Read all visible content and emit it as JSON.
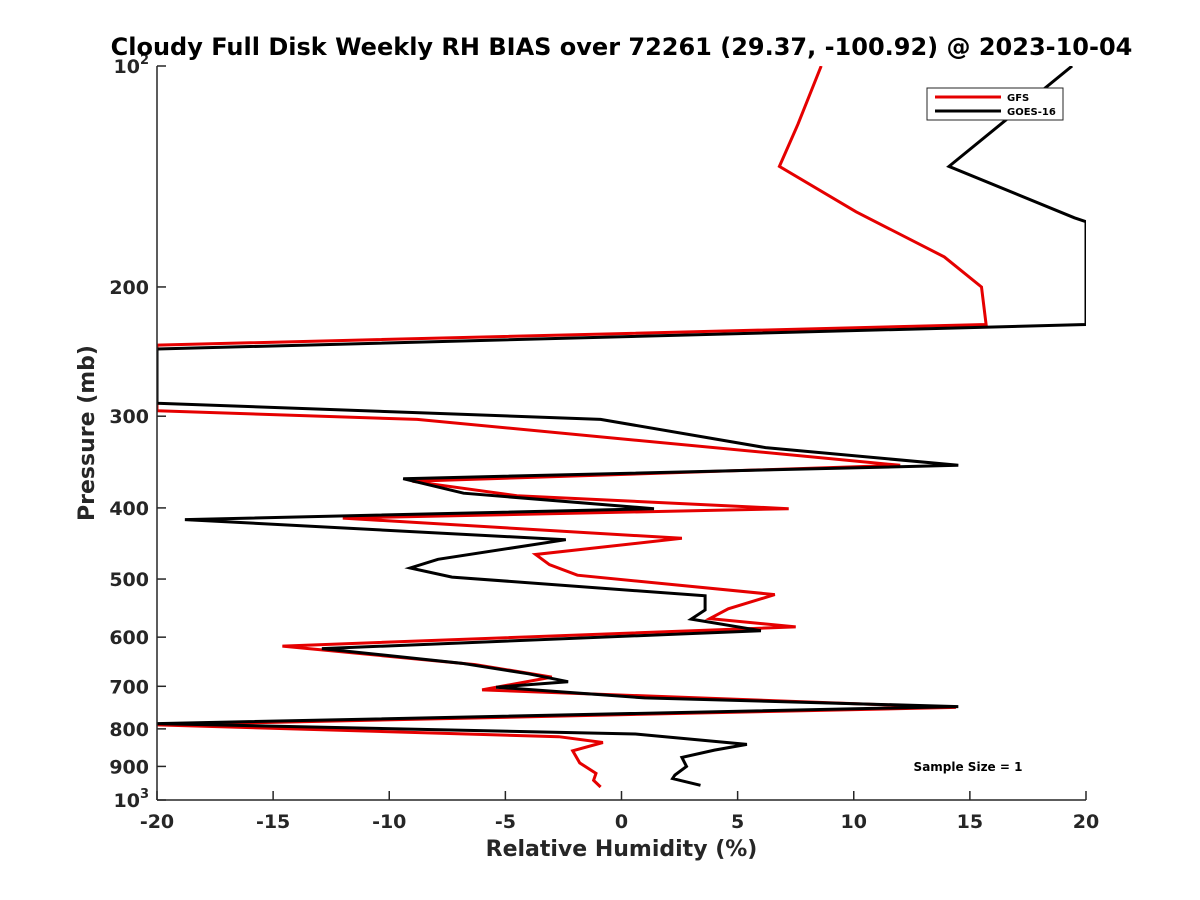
{
  "chart_data": {
    "type": "line",
    "title": "Cloudy Full Disk Weekly RH BIAS over 72261 (29.37, -100.92) @ 2023-10-04",
    "xlabel": "Relative Humidity (%)",
    "ylabel": "Pressure (mb)",
    "xlim": [
      -20,
      20
    ],
    "ylim": [
      100,
      1000
    ],
    "y_scale": "log",
    "y_reversed": true,
    "grid": false,
    "legend_position": "top-right",
    "x_ticks": [
      -20,
      -15,
      -10,
      -5,
      0,
      5,
      10,
      15,
      20
    ],
    "x_tick_labels": [
      "-20",
      "-15",
      "-10",
      "-5",
      "0",
      "5",
      "10",
      "15",
      "20"
    ],
    "y_ticks": [
      {
        "value": 100,
        "base": "10",
        "exp": "2"
      },
      {
        "value": 200,
        "label": "200"
      },
      {
        "value": 300,
        "label": "300"
      },
      {
        "value": 400,
        "label": "400"
      },
      {
        "value": 500,
        "label": "500"
      },
      {
        "value": 600,
        "label": "600"
      },
      {
        "value": 700,
        "label": "700"
      },
      {
        "value": 800,
        "label": "800"
      },
      {
        "value": 900,
        "label": "900"
      },
      {
        "value": 1000,
        "base": "10",
        "exp": "3"
      }
    ],
    "annotation": "Sample Size = 1",
    "series": [
      {
        "name": "GFS",
        "color": "#e50000",
        "points": [
          {
            "x": 8.6,
            "y": 100
          },
          {
            "x": 7.6,
            "y": 120
          },
          {
            "x": 6.8,
            "y": 137
          },
          {
            "x": 10.1,
            "y": 158
          },
          {
            "x": 13.9,
            "y": 182
          },
          {
            "x": 15.5,
            "y": 200
          },
          {
            "x": 15.7,
            "y": 225
          },
          {
            "x": -20,
            "y": 240
          },
          {
            "x": -20,
            "y": 295
          },
          {
            "x": -8.8,
            "y": 303
          },
          {
            "x": 12.0,
            "y": 350
          },
          {
            "x": -9.0,
            "y": 368
          },
          {
            "x": -4.5,
            "y": 385
          },
          {
            "x": 7.2,
            "y": 401
          },
          {
            "x": -12.0,
            "y": 413
          },
          {
            "x": 2.6,
            "y": 440
          },
          {
            "x": -3.7,
            "y": 463
          },
          {
            "x": -3.1,
            "y": 478
          },
          {
            "x": -1.9,
            "y": 494
          },
          {
            "x": 6.6,
            "y": 525
          },
          {
            "x": 4.6,
            "y": 549
          },
          {
            "x": 3.8,
            "y": 566
          },
          {
            "x": 7.5,
            "y": 581
          },
          {
            "x": -14.6,
            "y": 617
          },
          {
            "x": -6.3,
            "y": 654
          },
          {
            "x": -3.0,
            "y": 680
          },
          {
            "x": -6.0,
            "y": 708
          },
          {
            "x": 14.4,
            "y": 748
          },
          {
            "x": -20,
            "y": 790
          },
          {
            "x": -2.7,
            "y": 820
          },
          {
            "x": -0.8,
            "y": 835
          },
          {
            "x": -2.1,
            "y": 857
          },
          {
            "x": -1.8,
            "y": 890
          },
          {
            "x": -1.1,
            "y": 920
          },
          {
            "x": -1.2,
            "y": 940
          },
          {
            "x": -0.9,
            "y": 960
          }
        ]
      },
      {
        "name": "GOES-16",
        "color": "#000000",
        "points": [
          {
            "x": 19.4,
            "y": 100
          },
          {
            "x": 14.1,
            "y": 137
          },
          {
            "x": 19.5,
            "y": 161
          },
          {
            "x": 20,
            "y": 163
          },
          {
            "x": 20,
            "y": 225
          },
          {
            "x": -20,
            "y": 243
          },
          {
            "x": -20,
            "y": 288
          },
          {
            "x": -8.4,
            "y": 297
          },
          {
            "x": -0.9,
            "y": 303
          },
          {
            "x": 6.2,
            "y": 331
          },
          {
            "x": 14.5,
            "y": 350
          },
          {
            "x": -9.4,
            "y": 365
          },
          {
            "x": -6.8,
            "y": 382
          },
          {
            "x": 1.4,
            "y": 401
          },
          {
            "x": -18.8,
            "y": 415
          },
          {
            "x": -2.4,
            "y": 442
          },
          {
            "x": -7.9,
            "y": 470
          },
          {
            "x": -9.1,
            "y": 483
          },
          {
            "x": -7.3,
            "y": 497
          },
          {
            "x": 3.6,
            "y": 527
          },
          {
            "x": 3.6,
            "y": 551
          },
          {
            "x": 3.0,
            "y": 567
          },
          {
            "x": 6.0,
            "y": 588
          },
          {
            "x": -12.9,
            "y": 622
          },
          {
            "x": -6.9,
            "y": 651
          },
          {
            "x": -4.0,
            "y": 673
          },
          {
            "x": -2.3,
            "y": 690
          },
          {
            "x": -5.4,
            "y": 702
          },
          {
            "x": 1.0,
            "y": 726
          },
          {
            "x": 14.5,
            "y": 746
          },
          {
            "x": -20,
            "y": 787
          },
          {
            "x": 0.6,
            "y": 813
          },
          {
            "x": 5.4,
            "y": 840
          },
          {
            "x": 4.0,
            "y": 855
          },
          {
            "x": 2.6,
            "y": 875
          },
          {
            "x": 2.8,
            "y": 900
          },
          {
            "x": 2.3,
            "y": 925
          },
          {
            "x": 2.2,
            "y": 935
          },
          {
            "x": 3.4,
            "y": 955
          }
        ]
      }
    ]
  }
}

→ Exercise description: Your copy should hold every record word for word and none of the pictures.

→ Solved problem:
Read all visible content and emit it as JSON.
{
  "chart_data": {
    "type": "line",
    "title": "Cloudy Full Disk Weekly RH BIAS over 72261 (29.37, -100.92) @ 2023-10-04",
    "xlabel": "Relative Humidity (%)",
    "ylabel": "Pressure (mb)",
    "xlim": [
      -20,
      20
    ],
    "ylim": [
      100,
      1000
    ],
    "y_scale": "log",
    "y_reversed": true,
    "grid": false,
    "legend_position": "top-right",
    "x_ticks": [
      -20,
      -15,
      -10,
      -5,
      0,
      5,
      10,
      15,
      20
    ],
    "x_tick_labels": [
      "-20",
      "-15",
      "-10",
      "-5",
      "0",
      "5",
      "10",
      "15",
      "20"
    ],
    "y_ticks": [
      {
        "value": 100,
        "base": "10",
        "exp": "2"
      },
      {
        "value": 200,
        "label": "200"
      },
      {
        "value": 300,
        "label": "300"
      },
      {
        "value": 400,
        "label": "400"
      },
      {
        "value": 500,
        "label": "500"
      },
      {
        "value": 600,
        "label": "600"
      },
      {
        "value": 700,
        "label": "700"
      },
      {
        "value": 800,
        "label": "800"
      },
      {
        "value": 900,
        "label": "900"
      },
      {
        "value": 1000,
        "base": "10",
        "exp": "3"
      }
    ],
    "annotation": "Sample Size = 1",
    "series": [
      {
        "name": "GFS",
        "color": "#e50000",
        "points": [
          {
            "x": 8.6,
            "y": 100
          },
          {
            "x": 7.6,
            "y": 120
          },
          {
            "x": 6.8,
            "y": 137
          },
          {
            "x": 10.1,
            "y": 158
          },
          {
            "x": 13.9,
            "y": 182
          },
          {
            "x": 15.5,
            "y": 200
          },
          {
            "x": 15.7,
            "y": 225
          },
          {
            "x": -20,
            "y": 240
          },
          {
            "x": -20,
            "y": 295
          },
          {
            "x": -8.8,
            "y": 303
          },
          {
            "x": 12.0,
            "y": 350
          },
          {
            "x": -9.0,
            "y": 368
          },
          {
            "x": -4.5,
            "y": 385
          },
          {
            "x": 7.2,
            "y": 401
          },
          {
            "x": -12.0,
            "y": 413
          },
          {
            "x": 2.6,
            "y": 440
          },
          {
            "x": -3.7,
            "y": 463
          },
          {
            "x": -3.1,
            "y": 478
          },
          {
            "x": -1.9,
            "y": 494
          },
          {
            "x": 6.6,
            "y": 525
          },
          {
            "x": 4.6,
            "y": 549
          },
          {
            "x": 3.8,
            "y": 566
          },
          {
            "x": 7.5,
            "y": 581
          },
          {
            "x": -14.6,
            "y": 617
          },
          {
            "x": -6.3,
            "y": 654
          },
          {
            "x": -3.0,
            "y": 680
          },
          {
            "x": -6.0,
            "y": 708
          },
          {
            "x": 14.4,
            "y": 748
          },
          {
            "x": -20,
            "y": 790
          },
          {
            "x": -2.7,
            "y": 820
          },
          {
            "x": -0.8,
            "y": 835
          },
          {
            "x": -2.1,
            "y": 857
          },
          {
            "x": -1.8,
            "y": 890
          },
          {
            "x": -1.1,
            "y": 920
          },
          {
            "x": -1.2,
            "y": 940
          },
          {
            "x": -0.9,
            "y": 960
          }
        ]
      },
      {
        "name": "GOES-16",
        "color": "#000000",
        "points": [
          {
            "x": 19.4,
            "y": 100
          },
          {
            "x": 14.1,
            "y": 137
          },
          {
            "x": 19.5,
            "y": 161
          },
          {
            "x": 20,
            "y": 163
          },
          {
            "x": 20,
            "y": 225
          },
          {
            "x": -20,
            "y": 243
          },
          {
            "x": -20,
            "y": 288
          },
          {
            "x": -8.4,
            "y": 297
          },
          {
            "x": -0.9,
            "y": 303
          },
          {
            "x": 6.2,
            "y": 331
          },
          {
            "x": 14.5,
            "y": 350
          },
          {
            "x": -9.4,
            "y": 365
          },
          {
            "x": -6.8,
            "y": 382
          },
          {
            "x": 1.4,
            "y": 401
          },
          {
            "x": -18.8,
            "y": 415
          },
          {
            "x": -2.4,
            "y": 442
          },
          {
            "x": -7.9,
            "y": 470
          },
          {
            "x": -9.1,
            "y": 483
          },
          {
            "x": -7.3,
            "y": 497
          },
          {
            "x": 3.6,
            "y": 527
          },
          {
            "x": 3.6,
            "y": 551
          },
          {
            "x": 3.0,
            "y": 567
          },
          {
            "x": 6.0,
            "y": 588
          },
          {
            "x": -12.9,
            "y": 622
          },
          {
            "x": -6.9,
            "y": 651
          },
          {
            "x": -4.0,
            "y": 673
          },
          {
            "x": -2.3,
            "y": 690
          },
          {
            "x": -5.4,
            "y": 702
          },
          {
            "x": 1.0,
            "y": 726
          },
          {
            "x": 14.5,
            "y": 746
          },
          {
            "x": -20,
            "y": 787
          },
          {
            "x": 0.6,
            "y": 813
          },
          {
            "x": 5.4,
            "y": 840
          },
          {
            "x": 4.0,
            "y": 855
          },
          {
            "x": 2.6,
            "y": 875
          },
          {
            "x": 2.8,
            "y": 900
          },
          {
            "x": 2.3,
            "y": 925
          },
          {
            "x": 2.2,
            "y": 935
          },
          {
            "x": 3.4,
            "y": 955
          }
        ]
      }
    ]
  }
}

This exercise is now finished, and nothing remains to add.